══ Given data

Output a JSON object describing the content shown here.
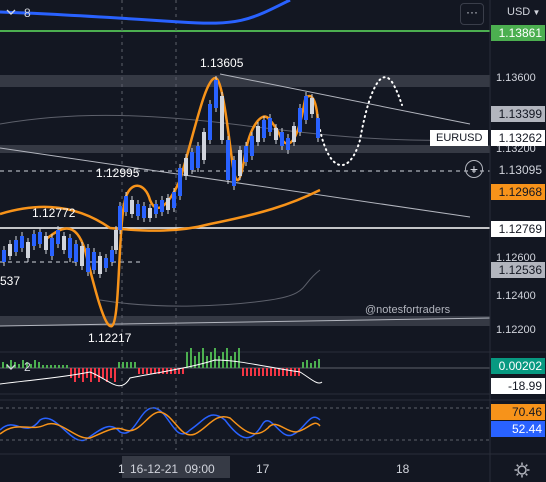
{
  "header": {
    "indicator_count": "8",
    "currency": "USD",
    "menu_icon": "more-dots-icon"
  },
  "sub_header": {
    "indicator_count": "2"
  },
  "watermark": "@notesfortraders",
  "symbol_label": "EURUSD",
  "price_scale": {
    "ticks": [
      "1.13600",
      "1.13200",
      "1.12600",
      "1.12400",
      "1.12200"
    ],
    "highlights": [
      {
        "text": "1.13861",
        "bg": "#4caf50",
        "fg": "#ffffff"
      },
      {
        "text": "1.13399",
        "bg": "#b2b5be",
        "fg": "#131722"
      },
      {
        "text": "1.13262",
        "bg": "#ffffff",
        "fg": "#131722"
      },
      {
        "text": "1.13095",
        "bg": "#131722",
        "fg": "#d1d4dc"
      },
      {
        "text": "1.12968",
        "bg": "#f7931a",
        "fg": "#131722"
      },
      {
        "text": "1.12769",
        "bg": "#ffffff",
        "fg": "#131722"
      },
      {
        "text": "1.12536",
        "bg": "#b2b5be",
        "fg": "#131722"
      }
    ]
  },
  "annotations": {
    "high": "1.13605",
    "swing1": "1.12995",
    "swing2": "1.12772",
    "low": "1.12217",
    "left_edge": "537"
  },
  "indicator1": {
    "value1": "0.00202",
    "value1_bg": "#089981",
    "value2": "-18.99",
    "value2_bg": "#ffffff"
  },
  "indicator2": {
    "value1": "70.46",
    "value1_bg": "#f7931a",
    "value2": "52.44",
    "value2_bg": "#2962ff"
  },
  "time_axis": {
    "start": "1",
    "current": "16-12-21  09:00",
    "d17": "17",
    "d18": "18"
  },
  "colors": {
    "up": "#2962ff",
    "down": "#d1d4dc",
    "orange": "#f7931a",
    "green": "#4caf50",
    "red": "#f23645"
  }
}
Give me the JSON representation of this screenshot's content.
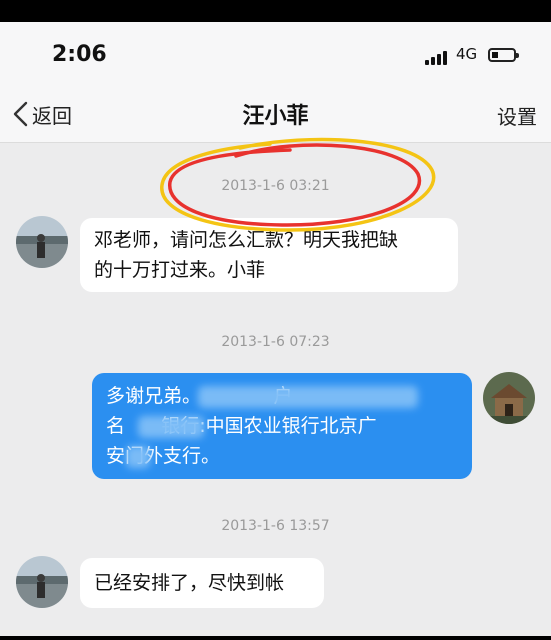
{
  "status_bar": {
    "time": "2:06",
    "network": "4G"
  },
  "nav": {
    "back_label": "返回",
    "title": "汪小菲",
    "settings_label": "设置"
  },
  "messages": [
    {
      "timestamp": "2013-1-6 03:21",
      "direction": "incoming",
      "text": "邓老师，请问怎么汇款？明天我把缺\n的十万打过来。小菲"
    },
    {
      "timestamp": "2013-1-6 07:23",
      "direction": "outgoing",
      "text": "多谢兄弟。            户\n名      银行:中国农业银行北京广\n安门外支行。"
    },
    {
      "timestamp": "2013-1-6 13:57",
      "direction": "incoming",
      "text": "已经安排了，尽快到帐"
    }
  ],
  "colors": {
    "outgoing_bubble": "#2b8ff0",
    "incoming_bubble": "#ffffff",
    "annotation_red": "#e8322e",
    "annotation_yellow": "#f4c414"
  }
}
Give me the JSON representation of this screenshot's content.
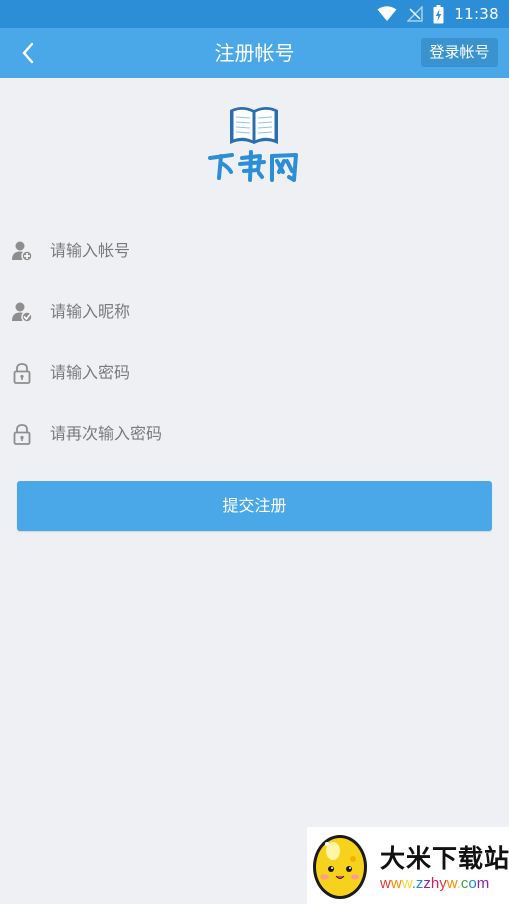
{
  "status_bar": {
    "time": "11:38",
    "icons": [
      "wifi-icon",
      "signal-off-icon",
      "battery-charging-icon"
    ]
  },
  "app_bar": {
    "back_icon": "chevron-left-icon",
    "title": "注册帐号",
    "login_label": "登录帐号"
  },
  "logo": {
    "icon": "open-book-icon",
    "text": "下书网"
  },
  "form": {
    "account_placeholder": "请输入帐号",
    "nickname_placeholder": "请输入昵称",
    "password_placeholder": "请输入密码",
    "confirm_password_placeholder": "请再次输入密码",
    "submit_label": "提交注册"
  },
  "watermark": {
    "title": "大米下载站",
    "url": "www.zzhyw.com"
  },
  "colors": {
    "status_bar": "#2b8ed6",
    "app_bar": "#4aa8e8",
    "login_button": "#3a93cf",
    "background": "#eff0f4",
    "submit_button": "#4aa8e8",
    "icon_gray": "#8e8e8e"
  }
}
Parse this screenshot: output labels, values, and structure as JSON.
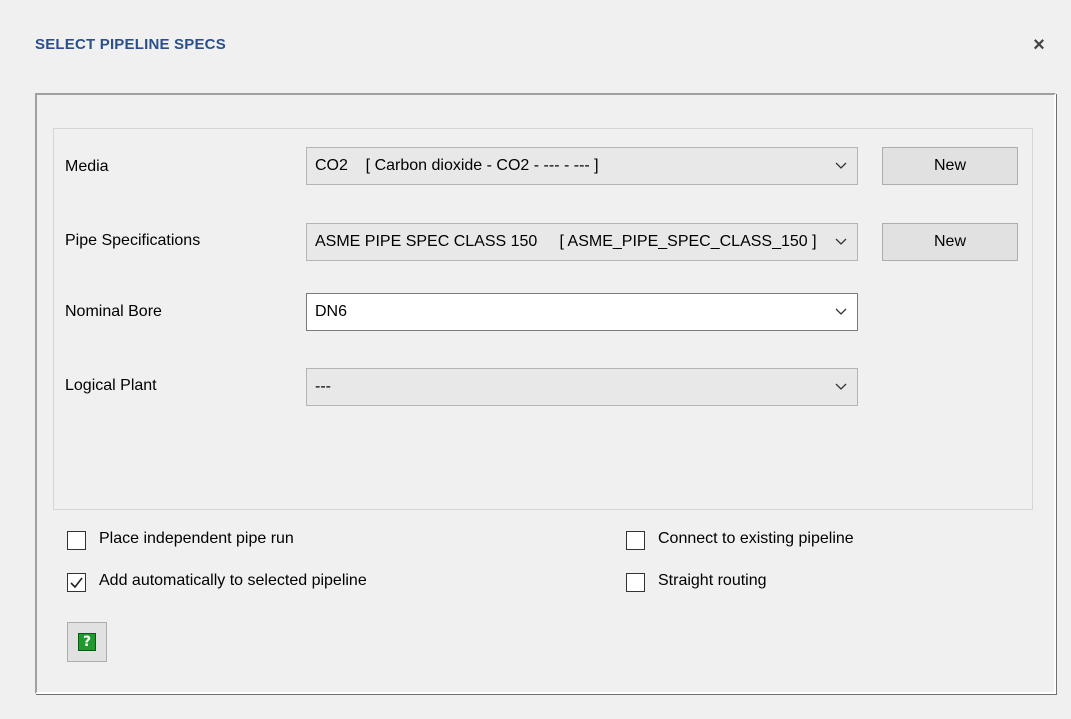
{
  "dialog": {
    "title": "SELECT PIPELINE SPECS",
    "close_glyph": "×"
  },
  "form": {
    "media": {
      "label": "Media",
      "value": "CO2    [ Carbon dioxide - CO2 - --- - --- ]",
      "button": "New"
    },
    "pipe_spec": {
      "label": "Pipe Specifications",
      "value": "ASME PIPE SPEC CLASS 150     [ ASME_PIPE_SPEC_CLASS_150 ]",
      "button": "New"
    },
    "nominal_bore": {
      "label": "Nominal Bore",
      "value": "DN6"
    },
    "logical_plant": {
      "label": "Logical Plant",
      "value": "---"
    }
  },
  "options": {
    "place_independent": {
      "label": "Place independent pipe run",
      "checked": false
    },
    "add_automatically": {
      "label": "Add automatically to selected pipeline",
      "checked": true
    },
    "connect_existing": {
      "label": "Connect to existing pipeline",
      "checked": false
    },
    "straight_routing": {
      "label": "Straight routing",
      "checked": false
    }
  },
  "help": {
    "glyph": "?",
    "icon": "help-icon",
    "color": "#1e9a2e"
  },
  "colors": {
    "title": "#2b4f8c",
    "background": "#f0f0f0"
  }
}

════

Leaving out the pictures, repeat the data above exactly.

Output a JSON object describing the content shown here.
{
  "header": {
    "indicator_count": "8",
    "currency": "USD",
    "menu_icon": "more-dots-icon"
  },
  "sub_header": {
    "indicator_count": "2"
  },
  "watermark": "@notesfortraders",
  "symbol_label": "EURUSD",
  "price_scale": {
    "ticks": [
      "1.13600",
      "1.13200",
      "1.12600",
      "1.12400",
      "1.12200"
    ],
    "highlights": [
      {
        "text": "1.13861",
        "bg": "#4caf50",
        "fg": "#ffffff"
      },
      {
        "text": "1.13399",
        "bg": "#b2b5be",
        "fg": "#131722"
      },
      {
        "text": "1.13262",
        "bg": "#ffffff",
        "fg": "#131722"
      },
      {
        "text": "1.13095",
        "bg": "#131722",
        "fg": "#d1d4dc"
      },
      {
        "text": "1.12968",
        "bg": "#f7931a",
        "fg": "#131722"
      },
      {
        "text": "1.12769",
        "bg": "#ffffff",
        "fg": "#131722"
      },
      {
        "text": "1.12536",
        "bg": "#b2b5be",
        "fg": "#131722"
      }
    ]
  },
  "annotations": {
    "high": "1.13605",
    "swing1": "1.12995",
    "swing2": "1.12772",
    "low": "1.12217",
    "left_edge": "537"
  },
  "indicator1": {
    "value1": "0.00202",
    "value1_bg": "#089981",
    "value2": "-18.99",
    "value2_bg": "#ffffff"
  },
  "indicator2": {
    "value1": "70.46",
    "value1_bg": "#f7931a",
    "value2": "52.44",
    "value2_bg": "#2962ff"
  },
  "time_axis": {
    "start": "1",
    "current": "16-12-21  09:00",
    "d17": "17",
    "d18": "18"
  },
  "colors": {
    "up": "#2962ff",
    "down": "#d1d4dc",
    "orange": "#f7931a",
    "green": "#4caf50",
    "red": "#f23645"
  }
}
Give me the JSON representation of this screenshot's content.
{
  "status_bar": {
    "time": "2:06",
    "network": "4G"
  },
  "nav": {
    "back_label": "返回",
    "title": "汪小菲",
    "settings_label": "设置"
  },
  "messages": [
    {
      "timestamp": "2013-1-6 03:21",
      "direction": "incoming",
      "text": "邓老师，请问怎么汇款？明天我把缺\n的十万打过来。小菲"
    },
    {
      "timestamp": "2013-1-6 07:23",
      "direction": "outgoing",
      "text": "多谢兄弟。            户\n名      银行:中国农业银行北京广\n安门外支行。"
    },
    {
      "timestamp": "2013-1-6 13:57",
      "direction": "incoming",
      "text": "已经安排了，尽快到帐"
    }
  ],
  "colors": {
    "outgoing_bubble": "#2b8ff0",
    "incoming_bubble": "#ffffff",
    "annotation_red": "#e8322e",
    "annotation_yellow": "#f4c414"
  }
}
Give me the JSON representation of this screenshot's content.
{
  "status_bar": {
    "time": "11:38",
    "icons": [
      "wifi-icon",
      "signal-off-icon",
      "battery-charging-icon"
    ]
  },
  "app_bar": {
    "back_icon": "chevron-left-icon",
    "title": "注册帐号",
    "login_label": "登录帐号"
  },
  "logo": {
    "icon": "open-book-icon",
    "text": "下书网"
  },
  "form": {
    "account_placeholder": "请输入帐号",
    "nickname_placeholder": "请输入昵称",
    "password_placeholder": "请输入密码",
    "confirm_password_placeholder": "请再次输入密码",
    "submit_label": "提交注册"
  },
  "watermark": {
    "title": "大米下载站",
    "url": "www.zzhyw.com"
  },
  "colors": {
    "status_bar": "#2b8ed6",
    "app_bar": "#4aa8e8",
    "login_button": "#3a93cf",
    "background": "#eff0f4",
    "submit_button": "#4aa8e8",
    "icon_gray": "#8e8e8e"
  }
}
Parse this screenshot: output labels, values, and structure as JSON.
{
  "dialog": {
    "title": "SELECT PIPELINE SPECS",
    "close_glyph": "×"
  },
  "form": {
    "media": {
      "label": "Media",
      "value": "CO2    [ Carbon dioxide - CO2 - --- - --- ]",
      "button": "New"
    },
    "pipe_spec": {
      "label": "Pipe Specifications",
      "value": "ASME PIPE SPEC CLASS 150     [ ASME_PIPE_SPEC_CLASS_150 ]",
      "button": "New"
    },
    "nominal_bore": {
      "label": "Nominal Bore",
      "value": "DN6"
    },
    "logical_plant": {
      "label": "Logical Plant",
      "value": "---"
    }
  },
  "options": {
    "place_independent": {
      "label": "Place independent pipe run",
      "checked": false
    },
    "add_automatically": {
      "label": "Add automatically to selected pipeline",
      "checked": true
    },
    "connect_existing": {
      "label": "Connect to existing pipeline",
      "checked": false
    },
    "straight_routing": {
      "label": "Straight routing",
      "checked": false
    }
  },
  "help": {
    "glyph": "?",
    "icon": "help-icon",
    "color": "#1e9a2e"
  },
  "colors": {
    "title": "#2b4f8c",
    "background": "#f0f0f0"
  }
}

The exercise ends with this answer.